» DIRECTIONS
Check every line below for the word "Preset" and copy the ones that have it.

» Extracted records
## Begin
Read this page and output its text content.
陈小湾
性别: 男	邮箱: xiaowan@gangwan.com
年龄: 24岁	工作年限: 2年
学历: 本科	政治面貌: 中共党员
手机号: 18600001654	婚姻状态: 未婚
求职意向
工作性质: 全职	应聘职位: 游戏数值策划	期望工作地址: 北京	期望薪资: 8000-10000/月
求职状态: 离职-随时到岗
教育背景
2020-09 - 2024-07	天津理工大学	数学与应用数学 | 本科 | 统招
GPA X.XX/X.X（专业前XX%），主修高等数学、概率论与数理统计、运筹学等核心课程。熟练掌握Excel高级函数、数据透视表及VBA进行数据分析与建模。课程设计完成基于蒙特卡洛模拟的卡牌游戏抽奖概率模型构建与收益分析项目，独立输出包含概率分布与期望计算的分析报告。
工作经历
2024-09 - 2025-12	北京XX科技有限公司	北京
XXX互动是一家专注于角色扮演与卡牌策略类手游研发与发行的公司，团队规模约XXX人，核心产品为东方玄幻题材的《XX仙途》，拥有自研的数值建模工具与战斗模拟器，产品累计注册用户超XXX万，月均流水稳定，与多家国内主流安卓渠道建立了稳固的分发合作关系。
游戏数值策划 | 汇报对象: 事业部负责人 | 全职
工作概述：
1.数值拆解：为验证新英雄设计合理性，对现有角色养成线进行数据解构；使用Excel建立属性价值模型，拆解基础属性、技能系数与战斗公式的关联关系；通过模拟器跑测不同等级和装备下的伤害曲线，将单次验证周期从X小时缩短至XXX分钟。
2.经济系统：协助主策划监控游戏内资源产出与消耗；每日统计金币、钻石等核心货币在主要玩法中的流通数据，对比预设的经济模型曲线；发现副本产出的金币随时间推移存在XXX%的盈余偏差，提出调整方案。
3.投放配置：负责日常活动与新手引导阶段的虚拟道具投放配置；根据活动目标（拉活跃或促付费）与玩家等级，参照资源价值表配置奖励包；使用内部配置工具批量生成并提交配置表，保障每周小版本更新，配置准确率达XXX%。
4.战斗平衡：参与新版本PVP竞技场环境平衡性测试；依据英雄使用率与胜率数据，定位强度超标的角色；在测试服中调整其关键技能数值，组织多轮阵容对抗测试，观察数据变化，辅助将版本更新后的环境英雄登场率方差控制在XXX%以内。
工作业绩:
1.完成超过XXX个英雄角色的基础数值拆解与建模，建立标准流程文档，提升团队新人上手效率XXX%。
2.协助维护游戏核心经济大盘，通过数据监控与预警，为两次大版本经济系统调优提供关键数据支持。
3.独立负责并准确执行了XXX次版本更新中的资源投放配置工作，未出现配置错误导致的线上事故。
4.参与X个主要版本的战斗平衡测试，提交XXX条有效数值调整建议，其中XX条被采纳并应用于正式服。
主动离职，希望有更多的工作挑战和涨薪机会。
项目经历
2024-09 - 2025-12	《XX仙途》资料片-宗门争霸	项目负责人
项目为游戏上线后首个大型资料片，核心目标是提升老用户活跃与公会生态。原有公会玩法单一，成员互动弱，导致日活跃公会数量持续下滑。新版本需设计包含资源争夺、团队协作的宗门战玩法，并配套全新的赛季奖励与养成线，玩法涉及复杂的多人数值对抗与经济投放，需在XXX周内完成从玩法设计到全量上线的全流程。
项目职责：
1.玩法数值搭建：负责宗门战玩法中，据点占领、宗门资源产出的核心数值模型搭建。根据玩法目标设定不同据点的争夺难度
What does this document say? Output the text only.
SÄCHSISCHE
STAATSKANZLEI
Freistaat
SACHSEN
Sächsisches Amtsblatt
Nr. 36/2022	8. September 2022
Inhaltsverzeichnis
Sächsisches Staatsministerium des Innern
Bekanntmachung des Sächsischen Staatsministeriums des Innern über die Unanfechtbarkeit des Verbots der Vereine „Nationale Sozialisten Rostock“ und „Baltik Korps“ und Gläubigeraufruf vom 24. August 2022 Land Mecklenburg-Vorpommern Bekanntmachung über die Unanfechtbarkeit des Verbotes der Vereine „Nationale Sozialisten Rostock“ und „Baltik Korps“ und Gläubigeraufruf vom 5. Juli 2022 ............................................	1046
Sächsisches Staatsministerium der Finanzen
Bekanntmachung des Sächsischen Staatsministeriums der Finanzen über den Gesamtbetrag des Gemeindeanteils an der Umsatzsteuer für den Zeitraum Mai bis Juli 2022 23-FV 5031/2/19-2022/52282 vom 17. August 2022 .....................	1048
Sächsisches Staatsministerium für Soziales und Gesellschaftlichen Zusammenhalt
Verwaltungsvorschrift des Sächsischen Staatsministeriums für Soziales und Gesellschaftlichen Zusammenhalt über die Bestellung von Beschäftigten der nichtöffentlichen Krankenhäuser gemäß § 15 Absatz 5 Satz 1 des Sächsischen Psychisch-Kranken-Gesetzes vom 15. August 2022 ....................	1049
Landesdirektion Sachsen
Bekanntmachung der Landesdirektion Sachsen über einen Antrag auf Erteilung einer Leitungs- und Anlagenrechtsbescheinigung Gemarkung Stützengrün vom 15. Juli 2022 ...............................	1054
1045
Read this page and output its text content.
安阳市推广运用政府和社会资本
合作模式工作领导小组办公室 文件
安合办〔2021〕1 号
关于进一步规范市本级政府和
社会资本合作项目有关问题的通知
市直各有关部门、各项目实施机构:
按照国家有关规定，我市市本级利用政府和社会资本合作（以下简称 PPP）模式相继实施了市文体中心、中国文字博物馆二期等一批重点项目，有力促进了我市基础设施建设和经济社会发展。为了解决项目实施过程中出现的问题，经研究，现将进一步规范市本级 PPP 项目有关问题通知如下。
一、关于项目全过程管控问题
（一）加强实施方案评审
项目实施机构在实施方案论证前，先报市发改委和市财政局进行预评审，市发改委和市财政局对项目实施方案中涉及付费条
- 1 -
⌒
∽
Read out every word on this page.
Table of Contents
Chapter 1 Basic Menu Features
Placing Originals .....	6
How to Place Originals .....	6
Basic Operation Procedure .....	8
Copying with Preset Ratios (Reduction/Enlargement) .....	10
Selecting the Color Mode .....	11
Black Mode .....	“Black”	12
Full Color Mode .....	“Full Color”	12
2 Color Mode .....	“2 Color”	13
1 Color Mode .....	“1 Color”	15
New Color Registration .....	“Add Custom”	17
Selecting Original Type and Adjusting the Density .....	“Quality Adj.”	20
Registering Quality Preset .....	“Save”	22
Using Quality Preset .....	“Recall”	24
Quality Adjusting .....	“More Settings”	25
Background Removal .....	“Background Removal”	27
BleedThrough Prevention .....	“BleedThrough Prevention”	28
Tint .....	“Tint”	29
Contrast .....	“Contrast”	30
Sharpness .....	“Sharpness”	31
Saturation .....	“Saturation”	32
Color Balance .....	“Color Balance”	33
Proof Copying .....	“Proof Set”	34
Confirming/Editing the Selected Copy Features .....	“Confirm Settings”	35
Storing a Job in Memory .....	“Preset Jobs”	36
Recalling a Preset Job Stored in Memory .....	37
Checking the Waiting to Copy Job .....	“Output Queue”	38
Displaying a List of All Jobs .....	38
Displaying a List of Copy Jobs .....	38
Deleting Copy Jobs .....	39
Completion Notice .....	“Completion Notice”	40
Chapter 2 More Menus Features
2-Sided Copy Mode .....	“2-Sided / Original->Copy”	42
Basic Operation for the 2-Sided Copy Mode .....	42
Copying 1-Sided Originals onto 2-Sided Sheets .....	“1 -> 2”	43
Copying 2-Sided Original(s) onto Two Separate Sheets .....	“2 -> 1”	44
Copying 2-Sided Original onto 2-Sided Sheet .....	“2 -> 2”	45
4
## End
» THE SOLUTION
Copying with Preset Ratios (Reduction/Enlargement) .....	10
Registering Quality Preset .....	“Save”	22
Using Quality Preset .....	“Recall”	24
Storing a Job in Memory .....	“Preset Jobs”	36
Recalling a Preset Job Stored in Memory .....	37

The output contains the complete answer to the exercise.